WORK TASK. Only the text of the records, copied exactly, is wanted; no pictures.

TASK DATA.
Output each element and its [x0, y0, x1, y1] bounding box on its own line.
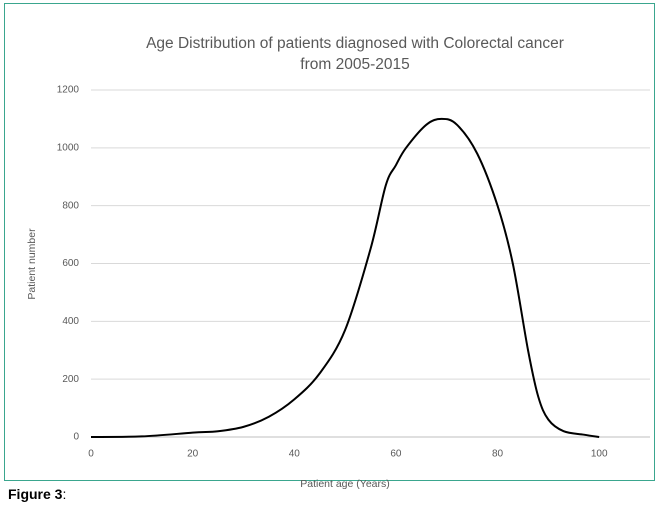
y-tick-label: 400: [62, 316, 79, 327]
y-tick-label: 200: [62, 374, 79, 385]
caption: Figure 3:: [8, 486, 66, 502]
y-tick-label: 0: [73, 432, 79, 443]
y-axis-label: Patient number: [26, 228, 38, 300]
chart-title: Age Distribution of patients diagnosed w…: [146, 35, 564, 52]
y-tick-label: 1200: [57, 85, 80, 96]
caption-suffix: :: [62, 486, 67, 502]
caption-label: Figure 3: [8, 486, 63, 502]
chart-title: from 2005-2015: [300, 56, 409, 73]
y-tick-label: 800: [62, 200, 79, 211]
x-tick-label: 80: [492, 449, 504, 460]
x-tick-label: 40: [289, 449, 301, 460]
x-tick-label: 100: [591, 449, 608, 460]
y-tick-label: 1000: [57, 142, 80, 153]
x-axis-label: Patient age (Years): [300, 478, 390, 490]
x-tick-label: 0: [88, 449, 94, 460]
frame: [4, 3, 655, 481]
x-tick-label: 20: [187, 449, 199, 460]
y-tick-label: 600: [62, 258, 79, 269]
x-tick-label: 60: [390, 449, 402, 460]
line-series: [90, 117, 600, 438]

THE COMPLETED TASK.
Output each element and its [x0, y0, x1, y1] bounding box on its own line.
y-tick-label: 400: [62, 316, 79, 327]
y-tick-label: 200: [62, 374, 79, 385]
caption: Figure 3:: [8, 486, 66, 502]
y-tick-label: 0: [73, 432, 79, 443]
y-axis-label: Patient number: [26, 228, 38, 300]
chart-title: Age Distribution of patients diagnosed w…: [146, 35, 564, 52]
y-tick-label: 1200: [57, 85, 80, 96]
caption-suffix: :: [62, 486, 67, 502]
caption-label: Figure 3: [8, 486, 63, 502]
chart-title: from 2005-2015: [300, 56, 409, 73]
y-tick-label: 800: [62, 200, 79, 211]
x-tick-label: 80: [492, 449, 504, 460]
x-tick-label: 40: [289, 449, 301, 460]
x-tick-label: 100: [591, 449, 608, 460]
y-tick-label: 1000: [57, 142, 80, 153]
x-axis-label: Patient age (Years): [300, 478, 390, 490]
x-tick-label: 0: [88, 449, 94, 460]
frame: [4, 3, 655, 481]
x-tick-label: 20: [187, 449, 199, 460]
y-tick-label: 600: [62, 258, 79, 269]
x-tick-label: 60: [390, 449, 402, 460]
line-series: [90, 117, 600, 438]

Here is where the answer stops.